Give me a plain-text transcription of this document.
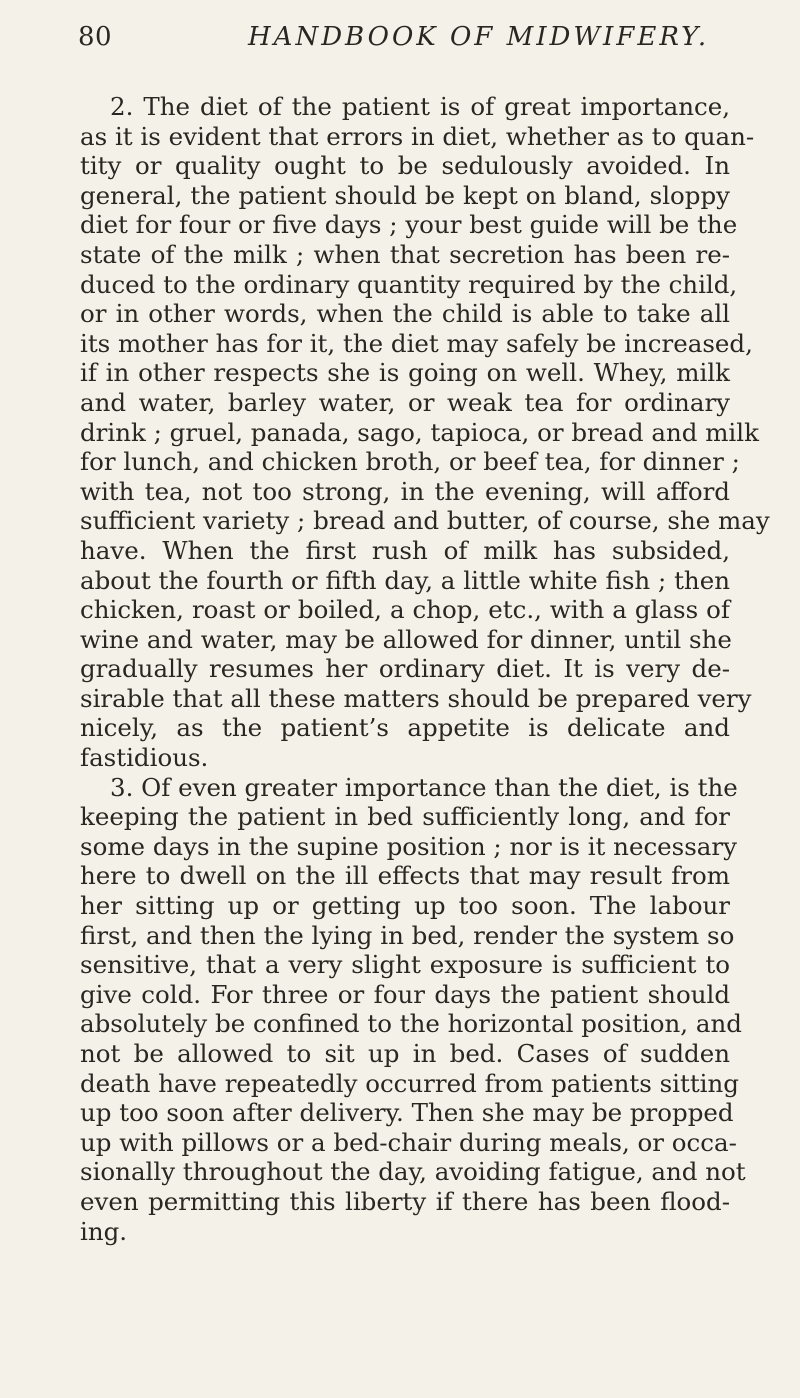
80	HANDBOOK OF MIDWIFERY.
2. The diet of the patient is of great importance,
as it is evident that errors in diet, whether as to quan-
tity or quality ought to be sedulously avoided. In
general, the patient should be kept on bland, sloppy
diet for four or five days ; your best guide will be the
state of the milk ; when that secretion has been re-
duced to the ordinary quantity required by the child,
or in other words, when the child is able to take all
its mother has for it, the diet may safely be increased,
if in other respects she is going on well. Whey, milk
and water, barley water, or weak tea for ordinary
drink ; gruel, panada, sago, tapioca, or bread and milk
for lunch, and chicken broth, or beef tea, for dinner ;
with tea, not too strong, in the evening, will afford
sufficient variety ; bread and butter, of course, she may
have. When the first rush of milk has subsided,
about the fourth or fifth day, a little white fish ; then
chicken, roast or boiled, a chop, etc., with a glass of
wine and water, may be allowed for dinner, until she
gradually resumes her ordinary diet. It is very de-
sirable that all these matters should be prepared very
nicely, as the patient’s appetite is delicate and
fastidious.
3. Of even greater importance than the diet, is the
keeping the patient in bed sufficiently long, and for
some days in the supine position ; nor is it necessary
here to dwell on the ill effects that may result from
her sitting up or getting up too soon. The labour
first, and then the lying in bed, render the system so
sensitive, that a very slight exposure is sufficient to
give cold. For three or four days the patient should
absolutely be confined to the horizontal position, and
not be allowed to sit up in bed. Cases of sudden
death have repeatedly occurred from patients sitting
up too soon after delivery. Then she may be propped
up with pillows or a bed-chair during meals, or occa-
sionally throughout the day, avoiding fatigue, and not
even permitting this liberty if there has been flood-
ing.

_ _ _

__Assignment__:
If a line in the data contains the string "bread", copy it.

__Answer__:
drink ; gruel, panada, sago, tapioca, or bread and milk
sufficient variety ; bread and butter, of course, she may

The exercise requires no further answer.